(begin)

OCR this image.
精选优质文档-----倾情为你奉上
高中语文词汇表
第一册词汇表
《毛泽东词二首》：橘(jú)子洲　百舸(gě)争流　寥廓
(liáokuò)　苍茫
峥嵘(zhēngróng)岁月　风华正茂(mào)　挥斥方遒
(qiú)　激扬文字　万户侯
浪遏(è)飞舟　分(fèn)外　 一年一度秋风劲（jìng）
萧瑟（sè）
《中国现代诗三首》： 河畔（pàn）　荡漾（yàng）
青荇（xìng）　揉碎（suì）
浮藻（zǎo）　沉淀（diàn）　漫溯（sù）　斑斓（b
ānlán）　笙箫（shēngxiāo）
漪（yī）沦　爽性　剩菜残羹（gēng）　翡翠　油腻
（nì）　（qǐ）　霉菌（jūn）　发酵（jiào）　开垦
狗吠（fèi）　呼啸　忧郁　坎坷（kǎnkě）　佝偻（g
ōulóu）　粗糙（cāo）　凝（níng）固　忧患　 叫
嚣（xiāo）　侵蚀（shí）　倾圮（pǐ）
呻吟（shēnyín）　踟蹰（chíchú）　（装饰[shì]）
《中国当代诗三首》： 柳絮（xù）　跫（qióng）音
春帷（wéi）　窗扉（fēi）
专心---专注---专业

(end)

=== SET EXERCISE ===
Output each record exactly, leaving nothing out.

=== CORRECT ANSWER ===
OCR this image.
精选优质文档-----倾情为你奉上
高中语文词汇表
第一册词汇表
《毛泽东词二首》：橘(jú)子洲　百舸(gě)争流　寥廓
(liáokuò)　苍茫
峥嵘(zhēngróng)岁月　风华正茂(mào)　挥斥方遒
(qiú)　激扬文字　万户侯
浪遏(è)飞舟　分(fèn)外　 一年一度秋风劲（jìng）
萧瑟（sè）
《中国现代诗三首》： 河畔（pàn）　荡漾（yàng）
青荇（xìng）　揉碎（suì）
浮藻（zǎo）　沉淀（diàn）　漫溯（sù）　斑斓（b
ānlán）　笙箫（shēngxiāo）
漪（yī）沦　爽性　剩菜残羹（gēng）　翡翠　油腻
（nì）　（qǐ）　霉菌（jūn）　发酵（jiào）　开垦
狗吠（fèi）　呼啸　忧郁　坎坷（kǎnkě）　佝偻（g
ōulóu）　粗糙（cāo）　凝（níng）固　忧患　 叫
嚣（xiāo）　侵蚀（shí）　倾圮（pǐ）
呻吟（shēnyín）　踟蹰（chíchú）　（装饰[shì]）
《中国当代诗三首》： 柳絮（xù）　跫（qióng）音
春帷（wéi）　窗扉（fēi）
专心---专注---专业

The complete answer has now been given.